EXERCISE BRIEF: Some lines in the records below may hold the word "following"; give the number of those lines and nothing else.

MATERIAL TO PROCESS:
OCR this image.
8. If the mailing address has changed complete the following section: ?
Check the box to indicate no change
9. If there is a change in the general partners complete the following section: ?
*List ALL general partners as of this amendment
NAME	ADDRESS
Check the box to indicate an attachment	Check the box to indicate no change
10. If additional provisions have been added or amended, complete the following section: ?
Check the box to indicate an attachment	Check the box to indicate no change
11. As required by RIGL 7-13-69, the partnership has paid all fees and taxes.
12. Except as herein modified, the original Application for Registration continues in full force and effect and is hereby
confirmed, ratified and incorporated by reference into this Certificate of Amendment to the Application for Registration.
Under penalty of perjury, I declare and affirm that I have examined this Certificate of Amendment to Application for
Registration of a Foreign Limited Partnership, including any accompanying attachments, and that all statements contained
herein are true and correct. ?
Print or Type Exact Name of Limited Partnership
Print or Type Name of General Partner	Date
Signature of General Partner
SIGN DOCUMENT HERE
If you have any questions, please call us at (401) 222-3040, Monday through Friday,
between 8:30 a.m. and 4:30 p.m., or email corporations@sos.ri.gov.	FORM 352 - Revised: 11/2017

...

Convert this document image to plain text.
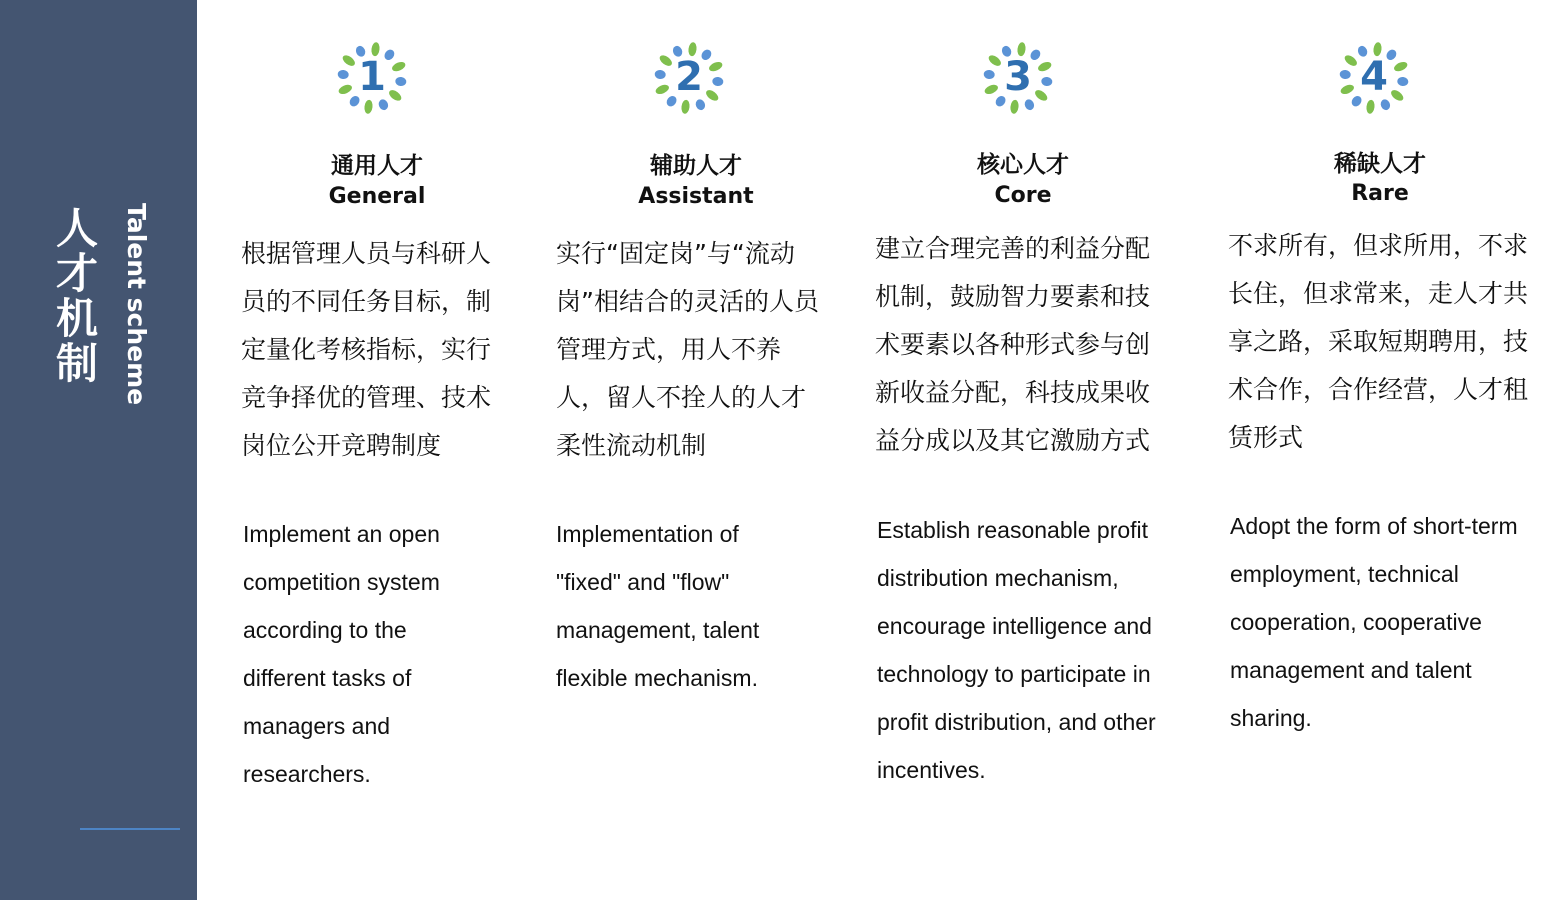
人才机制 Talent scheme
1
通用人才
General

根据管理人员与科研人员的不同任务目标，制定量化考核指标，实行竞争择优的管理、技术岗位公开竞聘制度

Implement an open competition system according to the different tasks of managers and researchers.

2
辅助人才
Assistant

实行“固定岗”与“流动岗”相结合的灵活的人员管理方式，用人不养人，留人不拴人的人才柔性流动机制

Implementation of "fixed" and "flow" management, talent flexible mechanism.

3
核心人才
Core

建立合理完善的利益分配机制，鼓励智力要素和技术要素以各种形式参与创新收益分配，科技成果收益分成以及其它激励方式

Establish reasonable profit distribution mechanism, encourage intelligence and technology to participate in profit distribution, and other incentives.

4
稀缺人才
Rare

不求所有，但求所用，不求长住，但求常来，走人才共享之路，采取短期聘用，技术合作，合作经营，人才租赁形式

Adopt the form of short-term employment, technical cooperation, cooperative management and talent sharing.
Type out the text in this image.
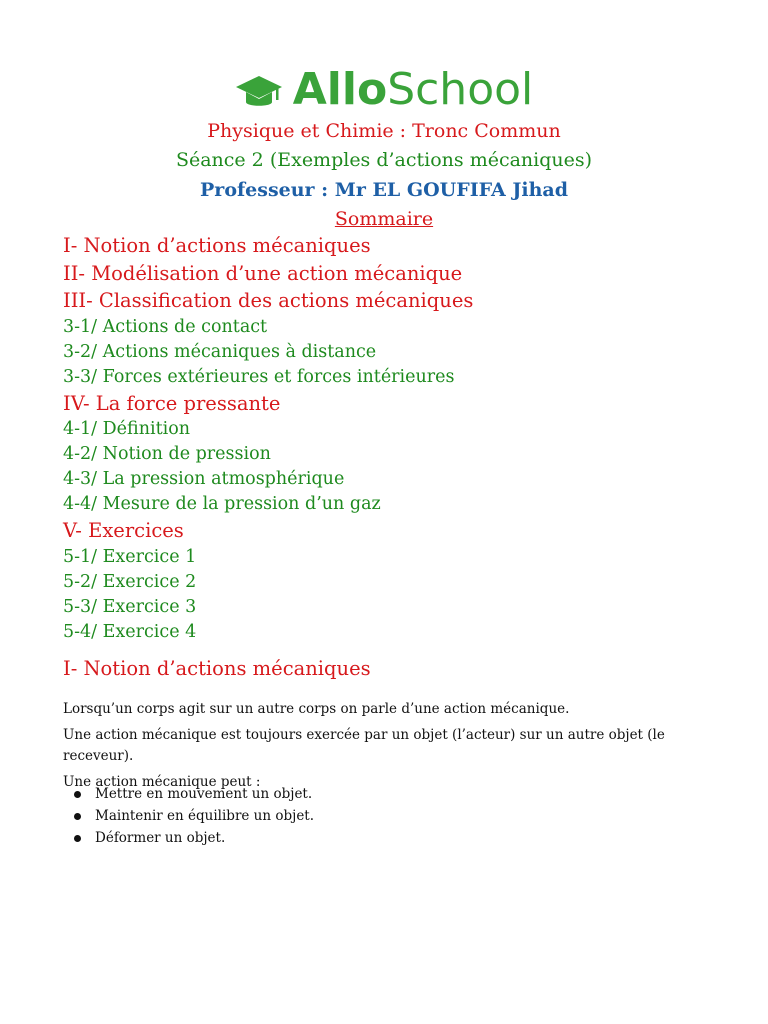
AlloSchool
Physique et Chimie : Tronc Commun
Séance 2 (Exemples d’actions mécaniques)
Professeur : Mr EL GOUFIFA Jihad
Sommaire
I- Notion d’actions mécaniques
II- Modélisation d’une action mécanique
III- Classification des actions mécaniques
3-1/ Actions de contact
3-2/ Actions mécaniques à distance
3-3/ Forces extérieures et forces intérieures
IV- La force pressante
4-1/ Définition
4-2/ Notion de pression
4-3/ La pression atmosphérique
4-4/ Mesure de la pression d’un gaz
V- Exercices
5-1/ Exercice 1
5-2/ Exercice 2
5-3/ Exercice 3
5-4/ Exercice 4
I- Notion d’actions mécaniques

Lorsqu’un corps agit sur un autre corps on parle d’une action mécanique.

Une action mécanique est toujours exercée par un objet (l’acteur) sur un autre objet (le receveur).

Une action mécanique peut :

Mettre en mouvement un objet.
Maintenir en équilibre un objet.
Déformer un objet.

* * *

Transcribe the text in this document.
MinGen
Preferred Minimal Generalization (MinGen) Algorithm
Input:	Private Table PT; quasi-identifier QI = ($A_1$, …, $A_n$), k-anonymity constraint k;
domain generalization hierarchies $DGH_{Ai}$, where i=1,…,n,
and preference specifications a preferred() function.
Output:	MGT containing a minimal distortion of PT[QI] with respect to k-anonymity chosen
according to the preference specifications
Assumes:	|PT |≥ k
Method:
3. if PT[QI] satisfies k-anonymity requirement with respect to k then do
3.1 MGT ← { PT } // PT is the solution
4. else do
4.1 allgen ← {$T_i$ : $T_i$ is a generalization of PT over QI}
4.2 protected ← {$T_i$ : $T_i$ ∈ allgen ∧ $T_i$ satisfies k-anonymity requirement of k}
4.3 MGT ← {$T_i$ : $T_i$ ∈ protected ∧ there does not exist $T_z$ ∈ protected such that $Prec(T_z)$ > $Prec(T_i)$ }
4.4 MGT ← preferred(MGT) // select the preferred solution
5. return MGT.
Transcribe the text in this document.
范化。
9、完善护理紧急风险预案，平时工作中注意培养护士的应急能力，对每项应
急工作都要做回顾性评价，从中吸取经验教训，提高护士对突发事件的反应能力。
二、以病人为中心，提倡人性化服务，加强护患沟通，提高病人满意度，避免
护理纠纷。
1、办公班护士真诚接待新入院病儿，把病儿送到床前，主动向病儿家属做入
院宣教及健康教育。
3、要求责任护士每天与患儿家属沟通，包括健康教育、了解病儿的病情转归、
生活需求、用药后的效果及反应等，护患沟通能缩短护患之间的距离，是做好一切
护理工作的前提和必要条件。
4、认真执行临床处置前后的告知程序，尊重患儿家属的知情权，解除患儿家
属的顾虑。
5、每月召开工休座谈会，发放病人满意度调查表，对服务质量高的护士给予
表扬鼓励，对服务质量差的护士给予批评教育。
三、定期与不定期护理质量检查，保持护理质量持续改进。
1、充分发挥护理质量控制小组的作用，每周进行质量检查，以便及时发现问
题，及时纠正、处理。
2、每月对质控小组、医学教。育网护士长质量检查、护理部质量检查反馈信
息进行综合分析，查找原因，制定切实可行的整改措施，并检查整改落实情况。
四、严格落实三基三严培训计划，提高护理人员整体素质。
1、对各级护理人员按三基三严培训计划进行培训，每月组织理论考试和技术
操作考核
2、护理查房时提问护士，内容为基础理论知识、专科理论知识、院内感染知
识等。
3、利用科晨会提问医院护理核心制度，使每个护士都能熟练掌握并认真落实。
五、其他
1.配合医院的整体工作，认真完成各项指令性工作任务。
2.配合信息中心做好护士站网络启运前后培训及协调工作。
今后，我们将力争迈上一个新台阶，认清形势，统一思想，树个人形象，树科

ANSWER: 3